[Stored data entries]
## begin

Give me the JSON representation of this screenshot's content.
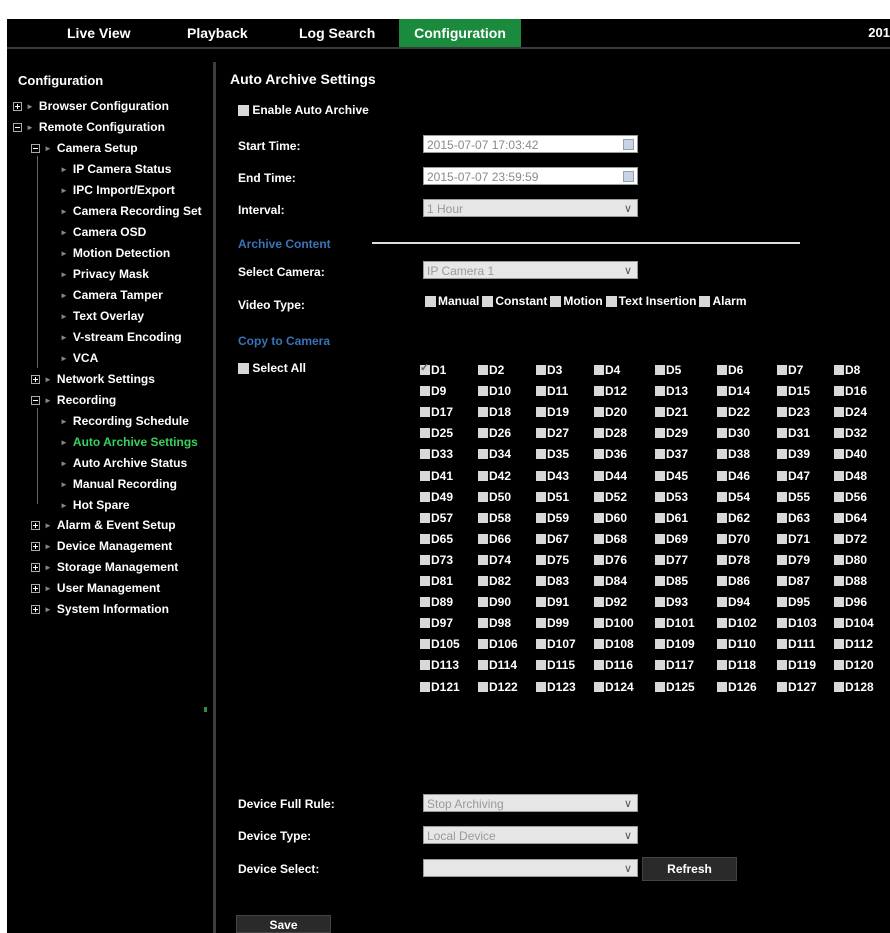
{
  "nav": {
    "tabs": [
      {
        "label": "Live View"
      },
      {
        "label": "Playback"
      },
      {
        "label": "Log Search"
      },
      {
        "label": "Configuration"
      }
    ],
    "clock": "201"
  },
  "sidebar": {
    "title": "Configuration",
    "items": [
      {
        "label": "Browser Configuration"
      },
      {
        "label": "Remote Configuration"
      },
      {
        "label": "Camera Setup"
      },
      {
        "label": "IP Camera Status"
      },
      {
        "label": "IPC Import/Export"
      },
      {
        "label": "Camera Recording Set"
      },
      {
        "label": "Camera OSD"
      },
      {
        "label": "Motion Detection"
      },
      {
        "label": "Privacy Mask"
      },
      {
        "label": "Camera Tamper"
      },
      {
        "label": "Text Overlay"
      },
      {
        "label": "V-stream Encoding"
      },
      {
        "label": "VCA"
      },
      {
        "label": "Network Settings"
      },
      {
        "label": "Recording"
      },
      {
        "label": "Recording Schedule"
      },
      {
        "label": "Auto Archive Settings"
      },
      {
        "label": "Auto Archive Status"
      },
      {
        "label": "Manual Recording"
      },
      {
        "label": "Hot Spare"
      },
      {
        "label": "Alarm & Event Setup"
      },
      {
        "label": "Device Management"
      },
      {
        "label": "Storage Management"
      },
      {
        "label": "User Management"
      },
      {
        "label": "System Information"
      }
    ]
  },
  "main": {
    "title": "Auto Archive Settings",
    "enable_label": "Enable Auto Archive",
    "start_label": "Start Time:",
    "start_value": "2015-07-07 17:03:42",
    "end_label": "End Time:",
    "end_value": "2015-07-07 23:59:59",
    "interval_label": "Interval:",
    "interval_value": "1 Hour",
    "archive_content": "Archive Content",
    "select_camera_label": "Select Camera:",
    "select_camera_value": "IP Camera 1",
    "video_type_label": "Video Type:",
    "video_types": [
      "Manual",
      "Constant",
      "Motion",
      "Text Insertion",
      "Alarm"
    ],
    "copy_to_camera": "Copy to Camera",
    "select_all": "Select All",
    "device_full_label": "Device Full Rule:",
    "device_full_value": "Stop Archiving",
    "device_type_label": "Device Type:",
    "device_type_value": "Local Device",
    "device_select_label": "Device Select:",
    "device_select_value": "",
    "refresh": "Refresh",
    "save": "Save"
  }
}
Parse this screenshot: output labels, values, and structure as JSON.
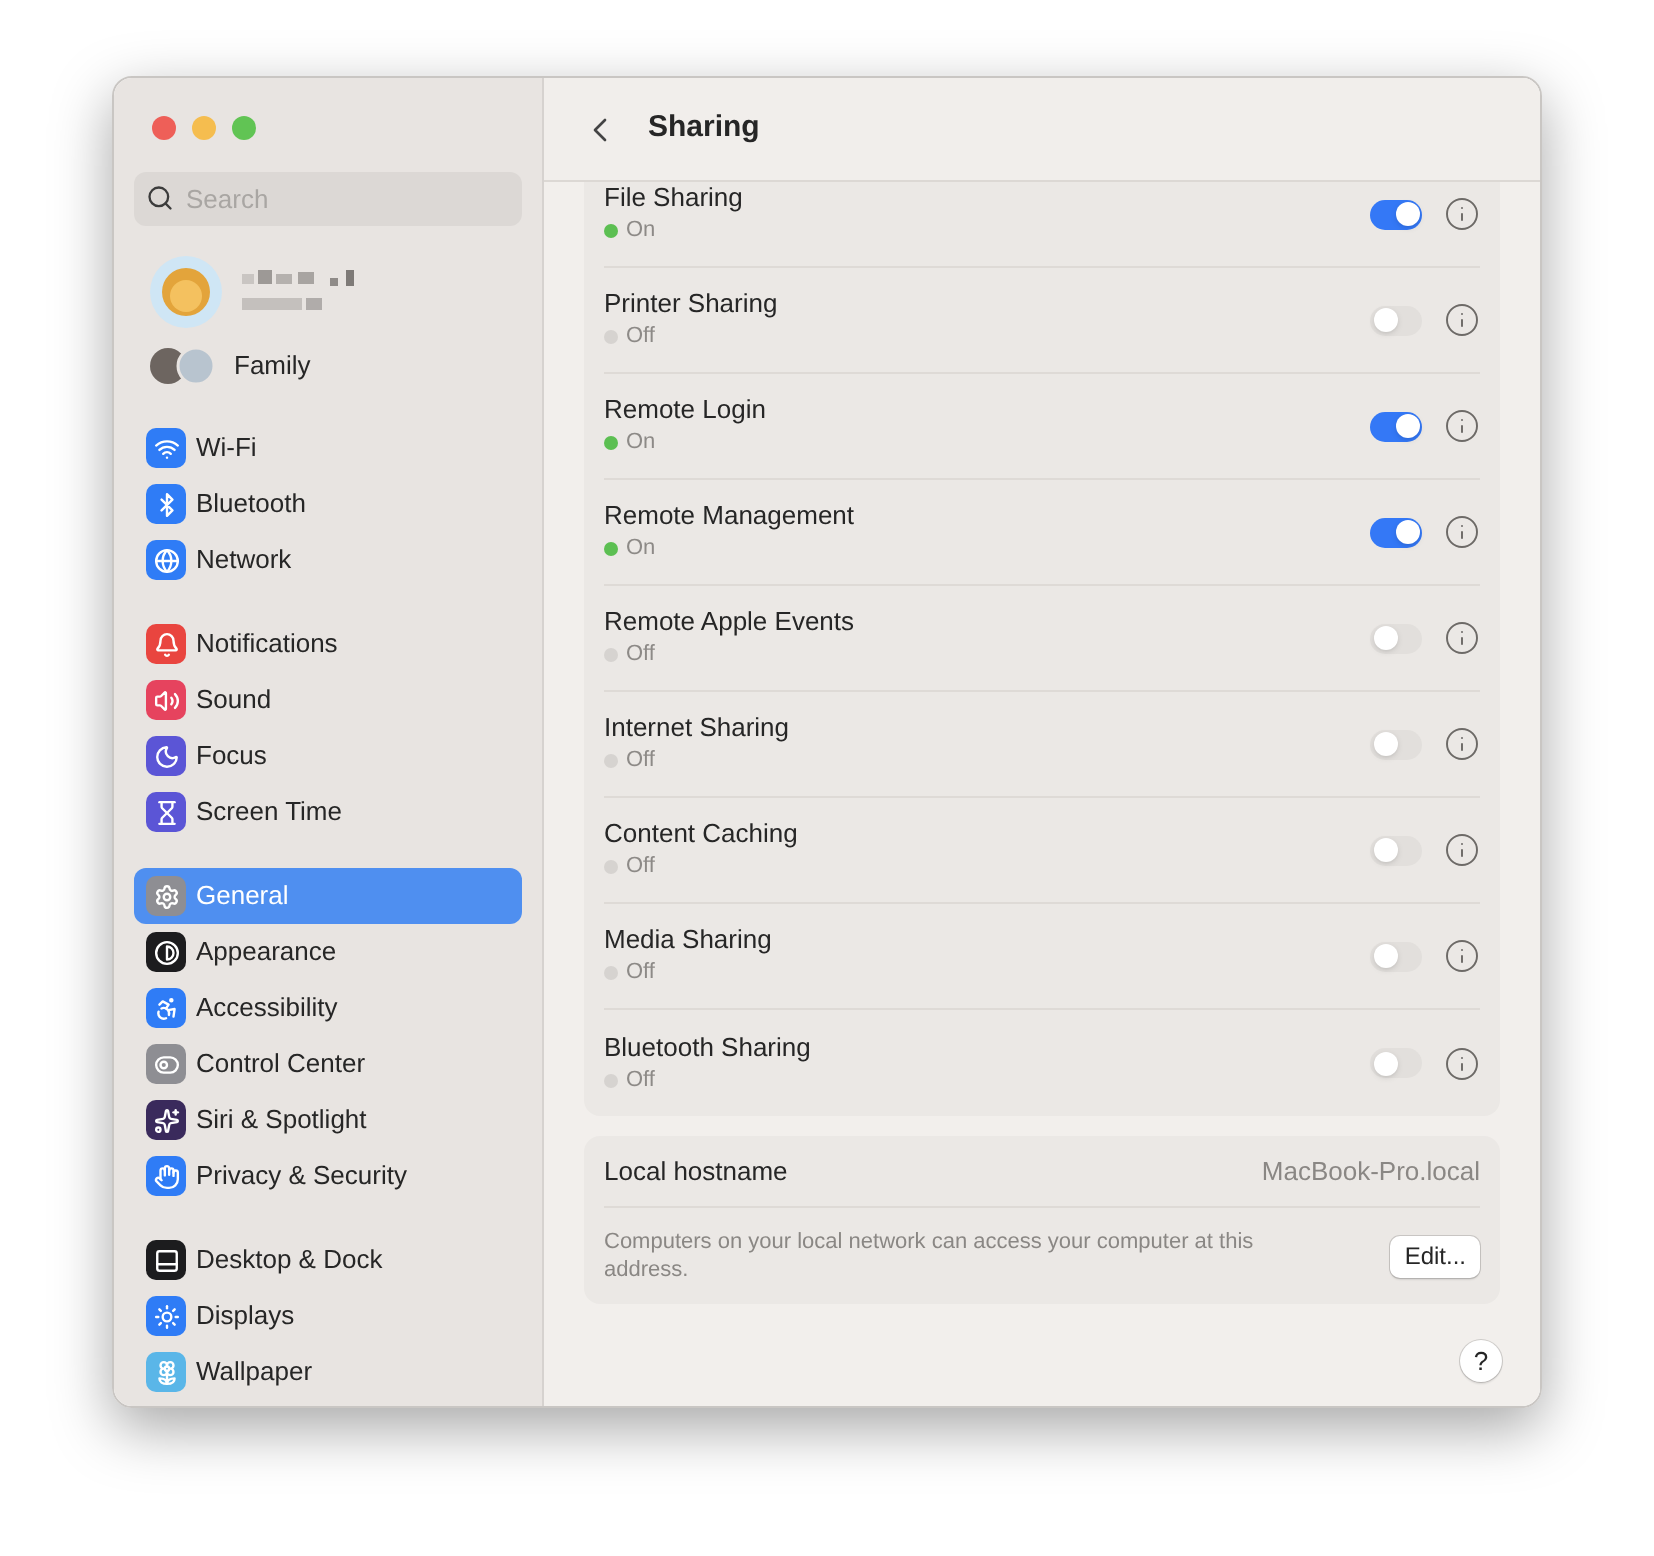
{
  "sidebar": {
    "search": {
      "placeholder": "Search"
    },
    "family": {
      "label": "Family"
    },
    "groups": [
      {
        "items": [
          {
            "label": "Wi-Fi",
            "selected": false
          },
          {
            "label": "Bluetooth",
            "selected": false
          },
          {
            "label": "Network",
            "selected": false
          }
        ]
      },
      {
        "items": [
          {
            "label": "Notifications",
            "selected": false
          },
          {
            "label": "Sound",
            "selected": false
          },
          {
            "label": "Focus",
            "selected": false
          },
          {
            "label": "Screen Time",
            "selected": false
          }
        ]
      },
      {
        "items": [
          {
            "label": "General",
            "selected": true
          },
          {
            "label": "Appearance",
            "selected": false
          },
          {
            "label": "Accessibility",
            "selected": false
          },
          {
            "label": "Control Center",
            "selected": false
          },
          {
            "label": "Siri & Spotlight",
            "selected": false
          },
          {
            "label": "Privacy & Security",
            "selected": false
          }
        ]
      },
      {
        "items": [
          {
            "label": "Desktop & Dock",
            "selected": false
          },
          {
            "label": "Displays",
            "selected": false
          },
          {
            "label": "Wallpaper",
            "selected": false
          }
        ]
      }
    ]
  },
  "header": {
    "title": "Sharing"
  },
  "services": [
    {
      "name": "File Sharing",
      "status": "On",
      "on": true
    },
    {
      "name": "Printer Sharing",
      "status": "Off",
      "on": false
    },
    {
      "name": "Remote Login",
      "status": "On",
      "on": true
    },
    {
      "name": "Remote Management",
      "status": "On",
      "on": true
    },
    {
      "name": "Remote Apple Events",
      "status": "Off",
      "on": false
    },
    {
      "name": "Internet Sharing",
      "status": "Off",
      "on": false
    },
    {
      "name": "Content Caching",
      "status": "Off",
      "on": false
    },
    {
      "name": "Media Sharing",
      "status": "Off",
      "on": false
    },
    {
      "name": "Bluetooth Sharing",
      "status": "Off",
      "on": false
    }
  ],
  "hostname": {
    "label": "Local hostname",
    "value": "MacBook-Pro.local",
    "description": "Computers on your local network can access your computer at this address.",
    "button": "Edit..."
  },
  "help": "?"
}
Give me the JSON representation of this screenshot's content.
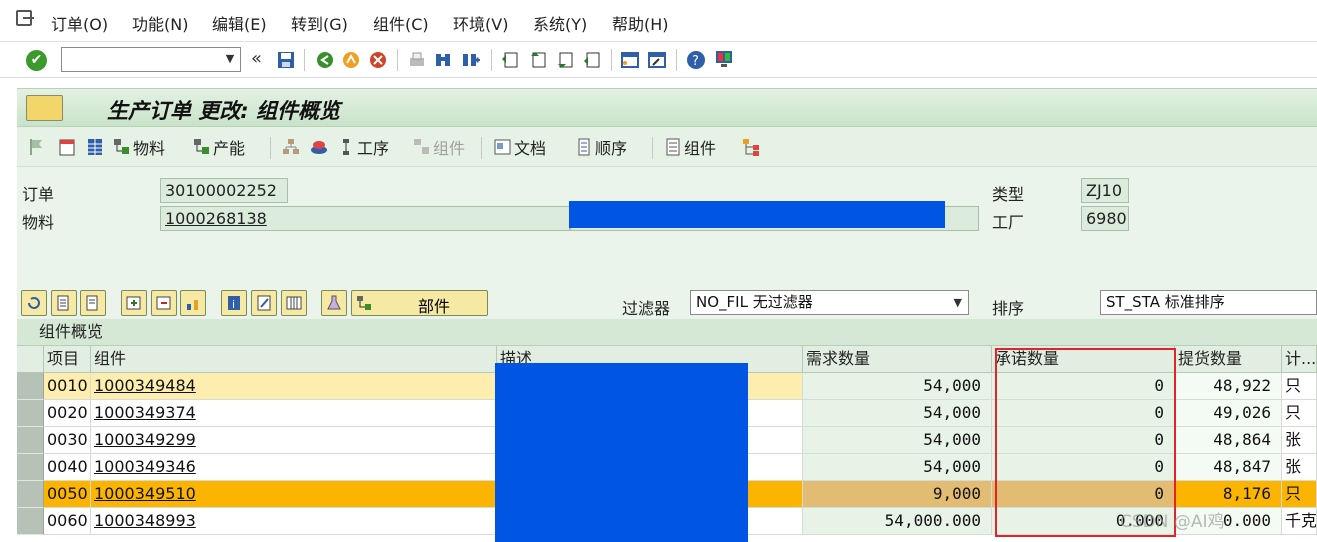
{
  "menu": [
    "订单(O)",
    "功能(N)",
    "编辑(E)",
    "转到(G)",
    "组件(C)",
    "环境(V)",
    "系统(Y)",
    "帮助(H)"
  ],
  "toolbar": {
    "command_value": "",
    "back_glyph": "«"
  },
  "title": "生产订单 更改: 组件概览",
  "app_toolbar": {
    "material": "物料",
    "capacity": "产能",
    "operation": "工序",
    "component_disabled": "组件",
    "document": "文档",
    "sequence": "顺序",
    "component": "组件"
  },
  "header": {
    "order_label": "订单",
    "order_value": "30100002252",
    "material_label": "物料",
    "material_value": "1000268138",
    "type_label": "类型",
    "type_value": "ZJ10",
    "plant_label": "工厂",
    "plant_value": "6980"
  },
  "grid_toolbar": {
    "parts_button": "部件",
    "filter_label": "过滤器",
    "filter_value": "NO_FIL 无过滤器",
    "sort_label": "排序",
    "sort_value": "ST_STA 标准排序"
  },
  "grid": {
    "title": "组件概览",
    "columns": [
      "项目",
      "组件",
      "描述",
      "需求数量",
      "承诺数量",
      "提货数量",
      "计..."
    ],
    "rows": [
      {
        "item": "0010",
        "component": "1000349484",
        "desc": "",
        "req": "54,000",
        "commit": "0",
        "pick": "48,922",
        "unit": "只"
      },
      {
        "item": "0020",
        "component": "1000349374",
        "desc": "",
        "req": "54,000",
        "commit": "0",
        "pick": "49,026",
        "unit": "只"
      },
      {
        "item": "0030",
        "component": "1000349299",
        "desc": "",
        "req": "54,000",
        "commit": "0",
        "pick": "48,864",
        "unit": "张"
      },
      {
        "item": "0040",
        "component": "1000349346",
        "desc": "",
        "req": "54,000",
        "commit": "0",
        "pick": "48,847",
        "unit": "张"
      },
      {
        "item": "0050",
        "component": "1000349510",
        "desc": "",
        "req": "9,000",
        "commit": "0",
        "pick": "8,176",
        "unit": "只"
      },
      {
        "item": "0060",
        "component": "1000348993",
        "desc": "",
        "req": "54,000.000",
        "commit": "0.000",
        "pick": "0.000",
        "unit": "千克"
      }
    ]
  },
  "watermark": "CSDN @AI鸡",
  "colors": {
    "accent_green": "#3b9a2c",
    "highlight_orange": "#fbb500",
    "selected_yellow": "#fdeeb0",
    "redact_blue": "#0055e3",
    "red_box": "#e0242a"
  }
}
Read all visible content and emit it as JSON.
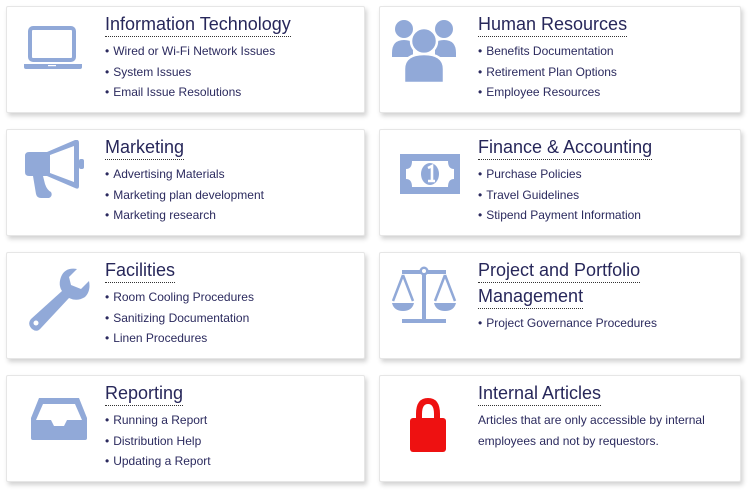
{
  "colors": {
    "icon": "#91a9d8",
    "lock": "#ee1111",
    "text": "#2b2a5e",
    "title": "#27275a"
  },
  "categories": [
    {
      "title": "Information Technology",
      "icon": "laptop-icon",
      "items": [
        "Wired or Wi-Fi Network Issues",
        "System Issues",
        "Email Issue Resolutions"
      ]
    },
    {
      "title": "Human Resources",
      "icon": "users-icon",
      "items": [
        "Benefits Documentation",
        "Retirement Plan Options",
        "Employee Resources"
      ]
    },
    {
      "title": "Marketing",
      "icon": "megaphone-icon",
      "items": [
        "Advertising Materials",
        "Marketing plan development",
        "Marketing research"
      ]
    },
    {
      "title": "Finance & Accounting",
      "icon": "money-bill-icon",
      "items": [
        "Purchase Policies",
        "Travel Guidelines",
        "Stipend Payment Information"
      ]
    },
    {
      "title": "Facilities",
      "icon": "wrench-icon",
      "items": [
        "Room Cooling Procedures",
        "Sanitizing Documentation",
        "Linen Procedures"
      ]
    },
    {
      "title_line1": "Project and Portfolio",
      "title_line2": "Management",
      "icon": "balance-scale-icon",
      "items": [
        "Project Governance Procedures"
      ]
    },
    {
      "title": "Reporting",
      "icon": "inbox-tray-icon",
      "items": [
        "Running a Report",
        "Distribution Help",
        "Updating a Report"
      ]
    },
    {
      "title": "Internal Articles",
      "icon": "lock-icon",
      "description": "Articles that are only accessible by internal employees and not by requestors."
    }
  ]
}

## end

> **TASK**:
Go through the listing above and return every line where the word "pick" occurs.

> **SOLUTION TO THIS TASK**:
        "pick": "48,922",
        "pick": "49,026",
        "pick": "48,864",
        "pick": "48,847",
        "pick": "8,176",
        "pick": "0.000",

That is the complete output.